* _PROBLEM DETAILS_:
Quote every one of the following items word for word, leaving each line unchanged.

___ DATA PROVIDED

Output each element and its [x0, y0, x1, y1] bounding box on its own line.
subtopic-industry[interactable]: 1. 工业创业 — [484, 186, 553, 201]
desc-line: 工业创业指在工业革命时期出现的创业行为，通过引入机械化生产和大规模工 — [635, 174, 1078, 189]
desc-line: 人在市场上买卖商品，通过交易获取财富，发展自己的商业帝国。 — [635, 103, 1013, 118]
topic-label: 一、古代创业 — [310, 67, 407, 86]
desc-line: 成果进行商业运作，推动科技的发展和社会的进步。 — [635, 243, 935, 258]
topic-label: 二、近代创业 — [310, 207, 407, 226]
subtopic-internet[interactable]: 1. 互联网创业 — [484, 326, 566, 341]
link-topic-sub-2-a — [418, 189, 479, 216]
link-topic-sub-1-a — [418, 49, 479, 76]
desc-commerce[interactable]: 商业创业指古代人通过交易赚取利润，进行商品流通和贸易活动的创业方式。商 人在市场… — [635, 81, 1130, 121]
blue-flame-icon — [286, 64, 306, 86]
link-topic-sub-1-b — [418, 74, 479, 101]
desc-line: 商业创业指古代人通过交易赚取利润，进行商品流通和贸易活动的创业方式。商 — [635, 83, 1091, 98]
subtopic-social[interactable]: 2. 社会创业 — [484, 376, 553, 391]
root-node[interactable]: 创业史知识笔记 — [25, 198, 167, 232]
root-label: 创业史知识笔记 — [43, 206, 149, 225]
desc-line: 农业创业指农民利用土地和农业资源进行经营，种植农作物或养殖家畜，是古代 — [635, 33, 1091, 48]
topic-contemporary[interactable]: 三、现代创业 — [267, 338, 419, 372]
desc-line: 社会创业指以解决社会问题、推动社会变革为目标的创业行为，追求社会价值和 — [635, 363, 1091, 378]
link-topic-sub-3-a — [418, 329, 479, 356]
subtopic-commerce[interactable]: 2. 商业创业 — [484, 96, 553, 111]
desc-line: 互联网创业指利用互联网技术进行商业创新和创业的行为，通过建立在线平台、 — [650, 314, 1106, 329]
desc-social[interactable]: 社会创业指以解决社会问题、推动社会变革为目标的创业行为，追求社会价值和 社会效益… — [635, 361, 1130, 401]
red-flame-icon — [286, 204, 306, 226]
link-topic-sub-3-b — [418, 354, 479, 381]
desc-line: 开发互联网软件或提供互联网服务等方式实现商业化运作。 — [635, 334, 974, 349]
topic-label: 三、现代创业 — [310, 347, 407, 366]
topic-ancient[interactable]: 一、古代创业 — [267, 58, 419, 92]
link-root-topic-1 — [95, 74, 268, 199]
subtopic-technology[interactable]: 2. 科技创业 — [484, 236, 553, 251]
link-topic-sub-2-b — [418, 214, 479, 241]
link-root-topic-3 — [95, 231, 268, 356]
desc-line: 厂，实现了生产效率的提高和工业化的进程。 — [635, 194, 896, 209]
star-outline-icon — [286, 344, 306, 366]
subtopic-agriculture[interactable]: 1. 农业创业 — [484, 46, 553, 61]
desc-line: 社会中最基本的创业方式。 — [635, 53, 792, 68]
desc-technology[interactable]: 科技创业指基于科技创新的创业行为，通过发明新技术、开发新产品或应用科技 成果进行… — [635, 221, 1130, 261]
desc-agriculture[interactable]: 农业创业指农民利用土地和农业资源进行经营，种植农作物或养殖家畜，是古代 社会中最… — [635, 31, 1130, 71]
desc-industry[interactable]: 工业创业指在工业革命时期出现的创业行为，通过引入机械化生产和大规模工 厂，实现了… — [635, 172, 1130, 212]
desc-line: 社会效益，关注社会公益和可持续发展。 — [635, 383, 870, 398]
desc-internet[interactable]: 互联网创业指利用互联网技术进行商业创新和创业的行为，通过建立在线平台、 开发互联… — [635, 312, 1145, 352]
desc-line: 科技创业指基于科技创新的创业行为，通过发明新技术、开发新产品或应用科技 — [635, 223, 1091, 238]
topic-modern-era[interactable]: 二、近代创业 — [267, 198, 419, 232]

______

* _WORKED SOLUTION_:
Output each element and its [x0, y0, x1, y1] bounding box on its own line.
subtopic-industry[interactable]: 1. 工业创业 — [484, 186, 553, 201]
desc-line: 工业创业指在工业革命时期出现的创业行为，通过引入机械化生产和大规模工 — [635, 174, 1078, 189]
desc-line: 人在市场上买卖商品，通过交易获取财富，发展自己的商业帝国。 — [635, 103, 1013, 118]
topic-label: 一、古代创业 — [310, 67, 407, 86]
desc-line: 成果进行商业运作，推动科技的发展和社会的进步。 — [635, 243, 935, 258]
topic-label: 二、近代创业 — [310, 207, 407, 226]
subtopic-internet[interactable]: 1. 互联网创业 — [484, 326, 566, 341]
link-topic-sub-2-a — [418, 189, 479, 216]
link-topic-sub-1-a — [418, 49, 479, 76]
desc-commerce[interactable]: 商业创业指古代人通过交易赚取利润，进行商品流通和贸易活动的创业方式。商 人在市场… — [635, 81, 1130, 121]
blue-flame-icon — [286, 64, 306, 86]
link-topic-sub-1-b — [418, 74, 479, 101]
desc-line: 商业创业指古代人通过交易赚取利润，进行商品流通和贸易活动的创业方式。商 — [635, 83, 1091, 98]
subtopic-social[interactable]: 2. 社会创业 — [484, 376, 553, 391]
root-node[interactable]: 创业史知识笔记 — [25, 198, 167, 232]
root-label: 创业史知识笔记 — [43, 206, 149, 225]
desc-line: 农业创业指农民利用土地和农业资源进行经营，种植农作物或养殖家畜，是古代 — [635, 33, 1091, 48]
topic-contemporary[interactable]: 三、现代创业 — [267, 338, 419, 372]
desc-line: 社会创业指以解决社会问题、推动社会变革为目标的创业行为，追求社会价值和 — [635, 363, 1091, 378]
link-topic-sub-3-a — [418, 329, 479, 356]
subtopic-commerce[interactable]: 2. 商业创业 — [484, 96, 553, 111]
desc-line: 互联网创业指利用互联网技术进行商业创新和创业的行为，通过建立在线平台、 — [650, 314, 1106, 329]
desc-social[interactable]: 社会创业指以解决社会问题、推动社会变革为目标的创业行为，追求社会价值和 社会效益… — [635, 361, 1130, 401]
red-flame-icon — [286, 204, 306, 226]
link-topic-sub-3-b — [418, 354, 479, 381]
desc-line: 开发互联网软件或提供互联网服务等方式实现商业化运作。 — [635, 334, 974, 349]
topic-label: 三、现代创业 — [310, 347, 407, 366]
topic-ancient[interactable]: 一、古代创业 — [267, 58, 419, 92]
link-root-topic-1 — [95, 74, 268, 199]
subtopic-technology[interactable]: 2. 科技创业 — [484, 236, 553, 251]
link-topic-sub-2-b — [418, 214, 479, 241]
link-root-topic-3 — [95, 231, 268, 356]
desc-line: 厂，实现了生产效率的提高和工业化的进程。 — [635, 194, 896, 209]
star-outline-icon — [286, 344, 306, 366]
subtopic-agriculture[interactable]: 1. 农业创业 — [484, 46, 553, 61]
desc-line: 社会中最基本的创业方式。 — [635, 53, 792, 68]
desc-technology[interactable]: 科技创业指基于科技创新的创业行为，通过发明新技术、开发新产品或应用科技 成果进行… — [635, 221, 1130, 261]
desc-agriculture[interactable]: 农业创业指农民利用土地和农业资源进行经营，种植农作物或养殖家畜，是古代 社会中最… — [635, 31, 1130, 71]
desc-industry[interactable]: 工业创业指在工业革命时期出现的创业行为，通过引入机械化生产和大规模工 厂，实现了… — [635, 172, 1130, 212]
desc-line: 社会效益，关注社会公益和可持续发展。 — [635, 383, 870, 398]
desc-internet[interactable]: 互联网创业指利用互联网技术进行商业创新和创业的行为，通过建立在线平台、 开发互联… — [635, 312, 1145, 352]
desc-line: 科技创业指基于科技创新的创业行为，通过发明新技术、开发新产品或应用科技 — [635, 223, 1091, 238]
topic-modern-era[interactable]: 二、近代创业 — [267, 198, 419, 232]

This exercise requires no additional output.